■ **PROBLÈME POSÉ**: Dans l'extrait ci-dessous sur le film « France » de Bruno Dumont, quel métier exerce le personnage de France de Meurs ?

■ **EXTRAIT**:
|---|

Le mardi 31 août 2021, par Laurent Sapir
Le nouveau film de Bruno Dumont, "France", laisse libre cours à une humeur massacreuse contre la société du spectacle permanent. Résultat: une œuvre aussi dissonante que jubilatoire portée avec brio par Léa Seydoux.

En mode tragique, burlesque ou carrément punk, Bruno Dumont fait rarement dans la dentelle. Lui reprocher ses dissonances et son humanisme pour le moins distancié lorsqu'il s'agit de filmer ses semblables laisse du même coup un peu rêveur. Ajoutons-y un tempérament aussi frigorifique que le vent du nord qui lui sert  souvent de carburant, et on aura le portrait craché de la parfaite tête de turc pour tout amateur de cinéma bisounours. C'est pourtant bien le même cinéaste qui réussit parfois à magnifier des profils aussi poignants que déglingués de prolos ou de mystiques au grand cœur.

Sauf que France de Meurs (quel nom et quel prénom !) n'a rien d'une prolo ou d'une mystique. Campée par une Léa Seydoux toute en glamour cynique, cette présentatrice de chaîne d'info qui s'offre de temps en temps un vernis de reporter de guerre traduit à merveille la vacuité et l'obscénité de l'époque. La façon dont elle met en scène ses rencontres avec des migrants en Méditerranée, ses "Action !" et "Coupez !" à répétition, les questions qu'elle reformule après coup devant la caméra pour se donner plus de consistance... Tout cela donne autant la nausée que ses artifices lorsqu'elle anime des débats cousus de fil blanc, sans oublier sa pathétique vie de couple dans une grande baraque et le peu d'intérêt qu'elle témoigne à son fils.

|---|

■ **MATÉRIEL FOURNI**:
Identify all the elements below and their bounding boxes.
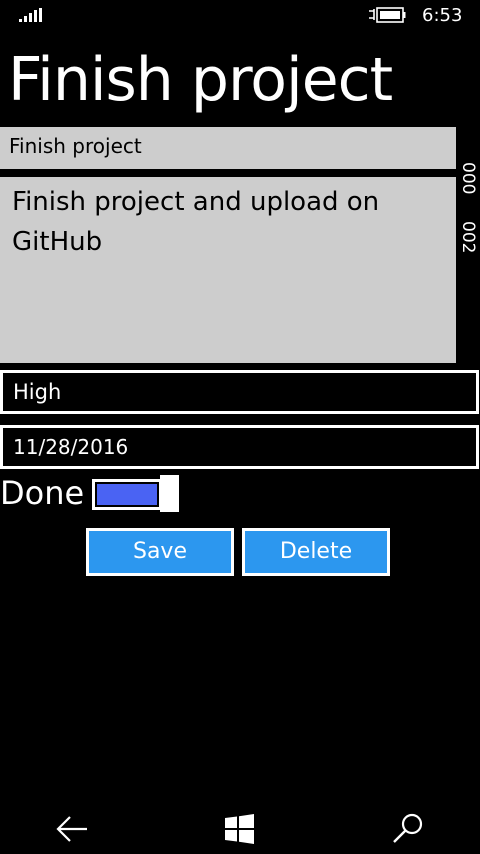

|---|

■ **RÉSULTAT OBTENU**: France de Meurs est présentatrice de chaîne d'info et joue de temps en temps les reporters de guerre.